[START OF Excerpted data]

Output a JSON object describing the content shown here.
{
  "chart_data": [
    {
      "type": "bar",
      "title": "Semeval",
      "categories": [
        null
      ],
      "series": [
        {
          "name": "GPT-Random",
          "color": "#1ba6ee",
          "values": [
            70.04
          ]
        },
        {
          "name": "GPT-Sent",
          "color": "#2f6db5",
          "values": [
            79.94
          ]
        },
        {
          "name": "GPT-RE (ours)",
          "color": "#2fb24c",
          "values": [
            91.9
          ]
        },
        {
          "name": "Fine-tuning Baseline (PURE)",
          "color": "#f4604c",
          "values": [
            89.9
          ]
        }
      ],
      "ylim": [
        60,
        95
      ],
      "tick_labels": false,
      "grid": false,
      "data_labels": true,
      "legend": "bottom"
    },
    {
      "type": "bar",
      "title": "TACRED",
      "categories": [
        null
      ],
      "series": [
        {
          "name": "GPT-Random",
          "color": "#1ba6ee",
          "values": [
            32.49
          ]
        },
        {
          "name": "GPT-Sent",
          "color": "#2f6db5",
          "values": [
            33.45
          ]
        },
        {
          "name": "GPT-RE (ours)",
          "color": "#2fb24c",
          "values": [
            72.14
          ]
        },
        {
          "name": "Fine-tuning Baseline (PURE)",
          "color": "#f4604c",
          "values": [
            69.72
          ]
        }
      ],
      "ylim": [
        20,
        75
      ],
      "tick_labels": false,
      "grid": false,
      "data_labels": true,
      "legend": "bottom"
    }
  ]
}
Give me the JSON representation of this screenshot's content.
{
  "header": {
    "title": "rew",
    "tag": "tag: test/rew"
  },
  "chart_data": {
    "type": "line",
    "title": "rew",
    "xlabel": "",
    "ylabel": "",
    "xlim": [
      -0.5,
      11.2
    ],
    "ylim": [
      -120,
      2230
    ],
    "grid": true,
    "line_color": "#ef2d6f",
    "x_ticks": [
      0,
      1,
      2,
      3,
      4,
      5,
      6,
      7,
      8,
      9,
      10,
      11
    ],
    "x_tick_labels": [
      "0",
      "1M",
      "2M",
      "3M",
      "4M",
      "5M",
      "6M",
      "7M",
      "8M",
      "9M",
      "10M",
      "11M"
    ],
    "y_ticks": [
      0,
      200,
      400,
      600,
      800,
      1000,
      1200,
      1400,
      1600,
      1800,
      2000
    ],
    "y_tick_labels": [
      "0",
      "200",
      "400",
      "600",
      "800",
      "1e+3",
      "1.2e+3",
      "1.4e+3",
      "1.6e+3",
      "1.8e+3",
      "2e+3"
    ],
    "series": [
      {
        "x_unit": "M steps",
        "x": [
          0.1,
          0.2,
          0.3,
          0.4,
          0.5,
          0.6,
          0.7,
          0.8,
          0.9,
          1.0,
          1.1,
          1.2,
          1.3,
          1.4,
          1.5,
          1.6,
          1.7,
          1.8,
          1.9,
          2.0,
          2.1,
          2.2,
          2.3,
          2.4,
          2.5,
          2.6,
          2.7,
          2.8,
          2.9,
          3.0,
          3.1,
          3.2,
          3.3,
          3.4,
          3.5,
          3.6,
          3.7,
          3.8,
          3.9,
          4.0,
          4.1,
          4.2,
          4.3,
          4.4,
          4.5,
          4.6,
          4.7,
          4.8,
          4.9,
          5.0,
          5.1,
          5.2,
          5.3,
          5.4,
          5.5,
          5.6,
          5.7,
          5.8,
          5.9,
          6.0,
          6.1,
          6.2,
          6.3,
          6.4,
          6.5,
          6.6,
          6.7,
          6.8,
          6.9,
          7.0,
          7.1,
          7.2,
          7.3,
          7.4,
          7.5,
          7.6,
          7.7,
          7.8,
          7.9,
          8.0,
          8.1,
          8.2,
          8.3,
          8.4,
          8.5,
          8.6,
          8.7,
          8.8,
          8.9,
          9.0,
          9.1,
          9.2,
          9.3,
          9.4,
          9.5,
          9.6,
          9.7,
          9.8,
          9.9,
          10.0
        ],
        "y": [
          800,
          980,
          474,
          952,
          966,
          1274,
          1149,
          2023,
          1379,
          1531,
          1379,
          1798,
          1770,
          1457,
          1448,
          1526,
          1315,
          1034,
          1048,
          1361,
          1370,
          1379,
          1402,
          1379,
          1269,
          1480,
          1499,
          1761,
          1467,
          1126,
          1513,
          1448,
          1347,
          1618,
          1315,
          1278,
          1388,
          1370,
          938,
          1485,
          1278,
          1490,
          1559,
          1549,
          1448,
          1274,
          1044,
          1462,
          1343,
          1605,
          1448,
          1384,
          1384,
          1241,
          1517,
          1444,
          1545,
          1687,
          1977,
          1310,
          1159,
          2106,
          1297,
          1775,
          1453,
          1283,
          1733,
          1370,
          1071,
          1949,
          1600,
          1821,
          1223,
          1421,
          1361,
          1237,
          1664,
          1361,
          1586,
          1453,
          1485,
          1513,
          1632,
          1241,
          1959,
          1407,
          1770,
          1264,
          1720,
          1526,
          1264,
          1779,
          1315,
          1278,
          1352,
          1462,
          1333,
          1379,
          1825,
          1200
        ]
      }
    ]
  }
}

[END OF Excerpted data]

Problem requirements: Transcribe the data above in full, exactly.

The response:
Output a JSON object describing the content shown here.
{
  "chart_data": [
    {
      "type": "bar",
      "title": "Semeval",
      "categories": [
        null
      ],
      "series": [
        {
          "name": "GPT-Random",
          "color": "#1ba6ee",
          "values": [
            70.04
          ]
        },
        {
          "name": "GPT-Sent",
          "color": "#2f6db5",
          "values": [
            79.94
          ]
        },
        {
          "name": "GPT-RE (ours)",
          "color": "#2fb24c",
          "values": [
            91.9
          ]
        },
        {
          "name": "Fine-tuning Baseline (PURE)",
          "color": "#f4604c",
          "values": [
            89.9
          ]
        }
      ],
      "ylim": [
        60,
        95
      ],
      "tick_labels": false,
      "grid": false,
      "data_labels": true,
      "legend": "bottom"
    },
    {
      "type": "bar",
      "title": "TACRED",
      "categories": [
        null
      ],
      "series": [
        {
          "name": "GPT-Random",
          "color": "#1ba6ee",
          "values": [
            32.49
          ]
        },
        {
          "name": "GPT-Sent",
          "color": "#2f6db5",
          "values": [
            33.45
          ]
        },
        {
          "name": "GPT-RE (ours)",
          "color": "#2fb24c",
          "values": [
            72.14
          ]
        },
        {
          "name": "Fine-tuning Baseline (PURE)",
          "color": "#f4604c",
          "values": [
            69.72
          ]
        }
      ],
      "ylim": [
        20,
        75
      ],
      "tick_labels": false,
      "grid": false,
      "data_labels": true,
      "legend": "bottom"
    }
  ]
}
Give me the JSON representation of this screenshot's content.
{
  "header": {
    "title": "rew",
    "tag": "tag: test/rew"
  },
  "chart_data": {
    "type": "line",
    "title": "rew",
    "xlabel": "",
    "ylabel": "",
    "xlim": [
      -0.5,
      11.2
    ],
    "ylim": [
      -120,
      2230
    ],
    "grid": true,
    "line_color": "#ef2d6f",
    "x_ticks": [
      0,
      1,
      2,
      3,
      4,
      5,
      6,
      7,
      8,
      9,
      10,
      11
    ],
    "x_tick_labels": [
      "0",
      "1M",
      "2M",
      "3M",
      "4M",
      "5M",
      "6M",
      "7M",
      "8M",
      "9M",
      "10M",
      "11M"
    ],
    "y_ticks": [
      0,
      200,
      400,
      600,
      800,
      1000,
      1200,
      1400,
      1600,
      1800,
      2000
    ],
    "y_tick_labels": [
      "0",
      "200",
      "400",
      "600",
      "800",
      "1e+3",
      "1.2e+3",
      "1.4e+3",
      "1.6e+3",
      "1.8e+3",
      "2e+3"
    ],
    "series": [
      {
        "x_unit": "M steps",
        "x": [
          0.1,
          0.2,
          0.3,
          0.4,
          0.5,
          0.6,
          0.7,
          0.8,
          0.9,
          1.0,
          1.1,
          1.2,
          1.3,
          1.4,
          1.5,
          1.6,
          1.7,
          1.8,
          1.9,
          2.0,
          2.1,
          2.2,
          2.3,
          2.4,
          2.5,
          2.6,
          2.7,
          2.8,
          2.9,
          3.0,
          3.1,
          3.2,
          3.3,
          3.4,
          3.5,
          3.6,
          3.7,
          3.8,
          3.9,
          4.0,
          4.1,
          4.2,
          4.3,
          4.4,
          4.5,
          4.6,
          4.7,
          4.8,
          4.9,
          5.0,
          5.1,
          5.2,
          5.3,
          5.4,
          5.5,
          5.6,
          5.7,
          5.8,
          5.9,
          6.0,
          6.1,
          6.2,
          6.3,
          6.4,
          6.5,
          6.6,
          6.7,
          6.8,
          6.9,
          7.0,
          7.1,
          7.2,
          7.3,
          7.4,
          7.5,
          7.6,
          7.7,
          7.8,
          7.9,
          8.0,
          8.1,
          8.2,
          8.3,
          8.4,
          8.5,
          8.6,
          8.7,
          8.8,
          8.9,
          9.0,
          9.1,
          9.2,
          9.3,
          9.4,
          9.5,
          9.6,
          9.7,
          9.8,
          9.9,
          10.0
        ],
        "y": [
          800,
          980,
          474,
          952,
          966,
          1274,
          1149,
          2023,
          1379,
          1531,
          1379,
          1798,
          1770,
          1457,
          1448,
          1526,
          1315,
          1034,
          1048,
          1361,
          1370,
          1379,
          1402,
          1379,
          1269,
          1480,
          1499,
          1761,
          1467,
          1126,
          1513,
          1448,
          1347,
          1618,
          1315,
          1278,
          1388,
          1370,
          938,
          1485,
          1278,
          1490,
          1559,
          1549,
          1448,
          1274,
          1044,
          1462,
          1343,
          1605,
          1448,
          1384,
          1384,
          1241,
          1517,
          1444,
          1545,
          1687,
          1977,
          1310,
          1159,
          2106,
          1297,
          1775,
          1453,
          1283,
          1733,
          1370,
          1071,
          1949,
          1600,
          1821,
          1223,
          1421,
          1361,
          1237,
          1664,
          1361,
          1586,
          1453,
          1485,
          1513,
          1632,
          1241,
          1959,
          1407,
          1770,
          1264,
          1720,
          1526,
          1264,
          1779,
          1315,
          1278,
          1352,
          1462,
          1333,
          1379,
          1825,
          1200
        ]
      }
    ]
  }
}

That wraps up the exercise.